● WORK TO BE COMPLETED
Make an exact copy of the entries below with the pictures removed.

● ENTRIES PROVIDED

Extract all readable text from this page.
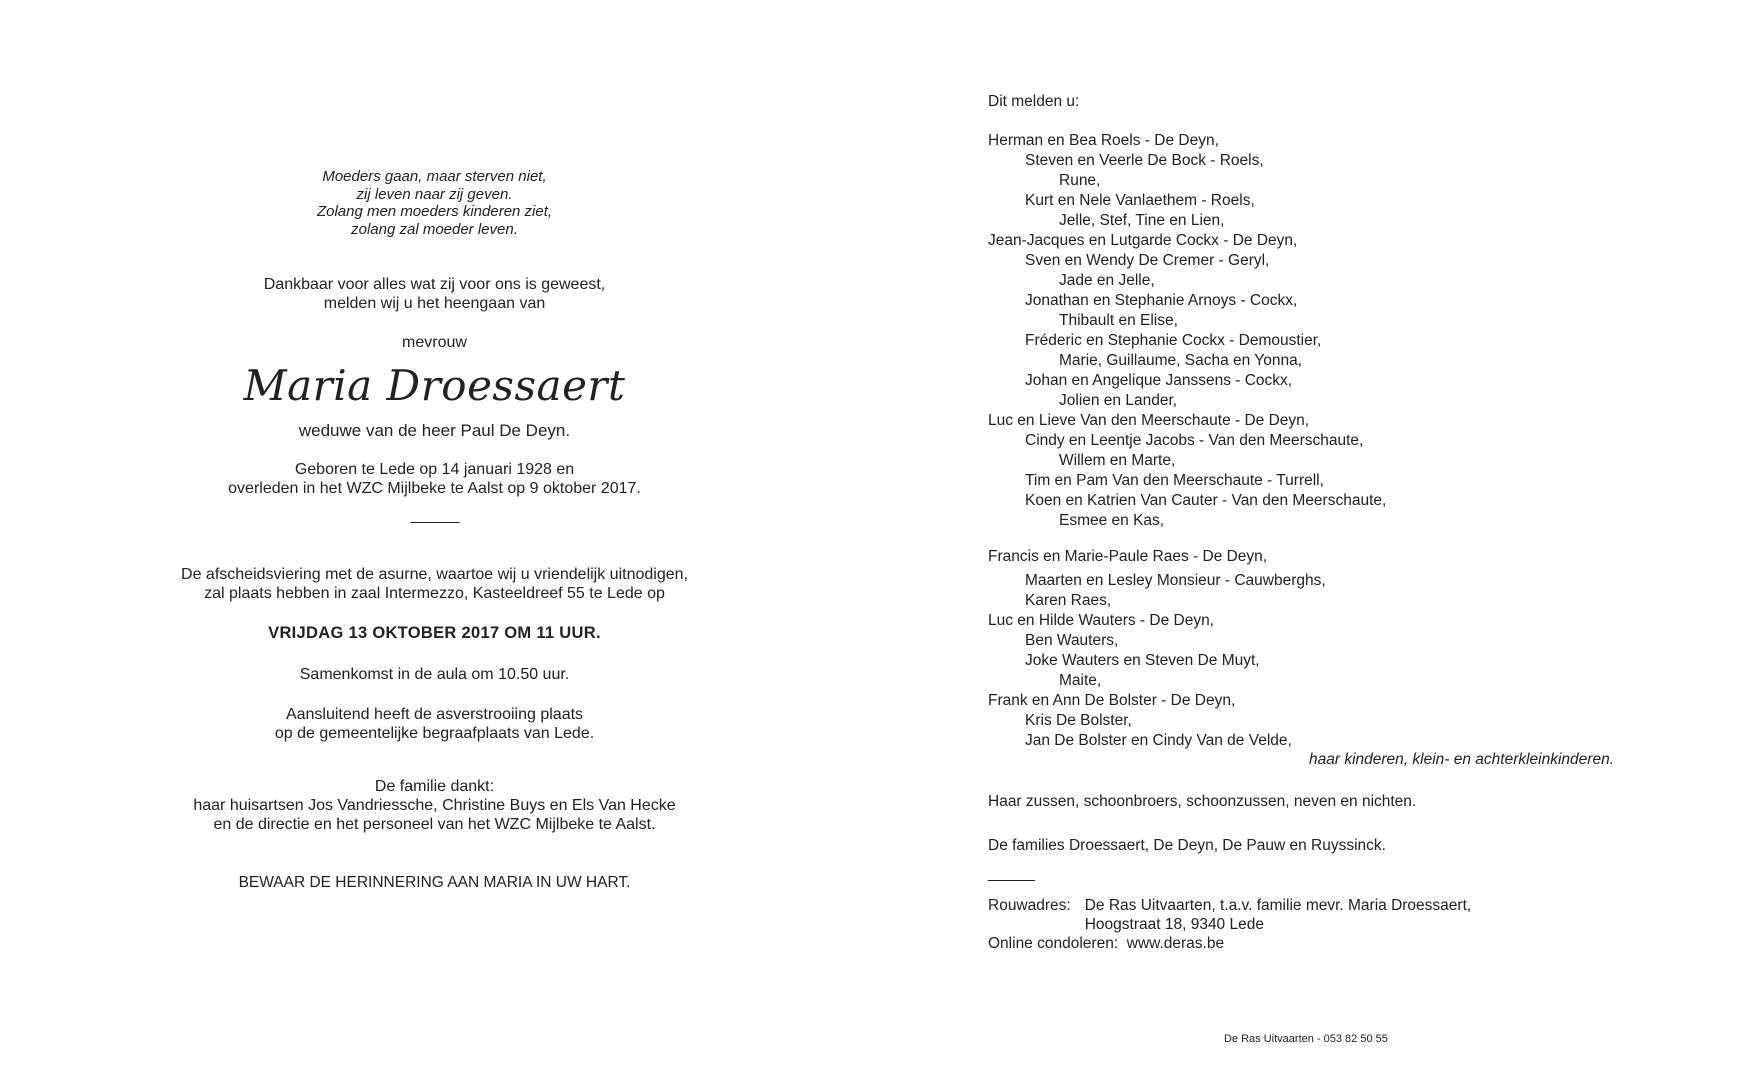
Moeders gaan, maar sterven niet,
zij leven naar zij geven.
Zolang men moeders kinderen ziet,
zolang zal moeder leven.
Dankbaar voor alles wat zij voor ons is geweest,
melden wij u het heengaan van
mevrouw
Maria Droessaert
weduwe van de heer Paul De Deyn.
Geboren te Lede op 14 januari 1928 en
overleden in het WZC Mijlbeke te Aalst op 9 oktober 2017.
______
De afscheidsviering met de asurne, waartoe wij u vriendelijk uitnodigen,
zal plaats hebben in zaal Intermezzo, Kasteeldreef 55 te Lede op
VRIJDAG 13 OKTOBER 2017 OM 11 UUR.
Samenkomst in de aula om 10.50 uur.
Aansluitend heeft de asverstrooiing plaats
op de gemeentelijke begraafplaats van Lede.
De familie dankt:
haar huisartsen Jos Vandriessche, Christine Buys en Els Van Hecke
en de directie en het personeel van het WZC Mijlbeke te Aalst.
BEWAAR DE HERINNERING AAN MARIA IN UW HART.
Dit melden u:
Herman en Bea Roels - De Deyn,
Steven en Veerle De Bock - Roels,
Rune,
Kurt en Nele Vanlaethem - Roels,
Jelle, Stef, Tine en Lien,
Jean-Jacques en Lutgarde Cockx - De Deyn,
Sven en Wendy De Cremer - Geryl,
Jade en Jelle,
Jonathan en Stephanie Arnoys - Cockx,
Thibault en Elise,
Fréderic en Stephanie Cockx - Demoustier,
Marie, Guillaume, Sacha en Yonna,
Johan en Angelique Janssens - Cockx,
Jolien en Lander,
Luc en Lieve Van den Meerschaute - De Deyn,
Cindy en Leentje Jacobs - Van den Meerschaute,
Willem en Marte,
Tim en Pam Van den Meerschaute - Turrell,
Koen en Katrien Van Cauter - Van den Meerschaute,
Esmee en Kas,
Francis en Marie-Paule Raes - De Deyn,
Maarten en Lesley Monsieur - Cauwberghs,
Karen Raes,
Luc en Hilde Wauters - De Deyn,
Ben Wauters,
Joke Wauters en Steven De Muyt,
Maite,
Frank en Ann De Bolster - De Deyn,
Kris De Bolster,
Jan De Bolster en Cindy Van de Velde,
haar kinderen, klein- en achterkleinkinderen.
Haar zussen, schoonbroers, schoonzussen, neven en nichten.
De families Droessaert, De Deyn, De Pauw en Ruyssinck.
______
Rouwadres:	De Ras Uitvaarten, t.a.v. familie mevr. Maria Droessaert,
	Hoogstraat 18, 9340 Lede
Online condoleren: www.deras.be
De Ras Uitvaarten - 053 82 50 55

● SOLUTION TO THE PROBLEM
Extract all readable text from this page.
Moeders gaan, maar sterven niet,
zij leven naar zij geven.
Zolang men moeders kinderen ziet,
zolang zal moeder leven.
Dankbaar voor alles wat zij voor ons is geweest,
melden wij u het heengaan van
mevrouw
Maria Droessaert
weduwe van de heer Paul De Deyn.
Geboren te Lede op 14 januari 1928 en
overleden in het WZC Mijlbeke te Aalst op 9 oktober 2017.
______
De afscheidsviering met de asurne, waartoe wij u vriendelijk uitnodigen,
zal plaats hebben in zaal Intermezzo, Kasteeldreef 55 te Lede op
VRIJDAG 13 OKTOBER 2017 OM 11 UUR.
Samenkomst in de aula om 10.50 uur.
Aansluitend heeft de asverstrooiing plaats
op de gemeentelijke begraafplaats van Lede.
De familie dankt:
haar huisartsen Jos Vandriessche, Christine Buys en Els Van Hecke
en de directie en het personeel van het WZC Mijlbeke te Aalst.
BEWAAR DE HERINNERING AAN MARIA IN UW HART.
Dit melden u:
Herman en Bea Roels - De Deyn,
Steven en Veerle De Bock - Roels,
Rune,
Kurt en Nele Vanlaethem - Roels,
Jelle, Stef, Tine en Lien,
Jean-Jacques en Lutgarde Cockx - De Deyn,
Sven en Wendy De Cremer - Geryl,
Jade en Jelle,
Jonathan en Stephanie Arnoys - Cockx,
Thibault en Elise,
Fréderic en Stephanie Cockx - Demoustier,
Marie, Guillaume, Sacha en Yonna,
Johan en Angelique Janssens - Cockx,
Jolien en Lander,
Luc en Lieve Van den Meerschaute - De Deyn,
Cindy en Leentje Jacobs - Van den Meerschaute,
Willem en Marte,
Tim en Pam Van den Meerschaute - Turrell,
Koen en Katrien Van Cauter - Van den Meerschaute,
Esmee en Kas,
Francis en Marie-Paule Raes - De Deyn,
Maarten en Lesley Monsieur - Cauwberghs,
Karen Raes,
Luc en Hilde Wauters - De Deyn,
Ben Wauters,
Joke Wauters en Steven De Muyt,
Maite,
Frank en Ann De Bolster - De Deyn,
Kris De Bolster,
Jan De Bolster en Cindy Van de Velde,
haar kinderen, klein- en achterkleinkinderen.
Haar zussen, schoonbroers, schoonzussen, neven en nichten.
De families Droessaert, De Deyn, De Pauw en Ruyssinck.
______
Rouwadres:	De Ras Uitvaarten, t.a.v. familie mevr. Maria Droessaert,
	Hoogstraat 18, 9340 Lede
Online condoleren: www.deras.be
De Ras Uitvaarten - 053 82 50 55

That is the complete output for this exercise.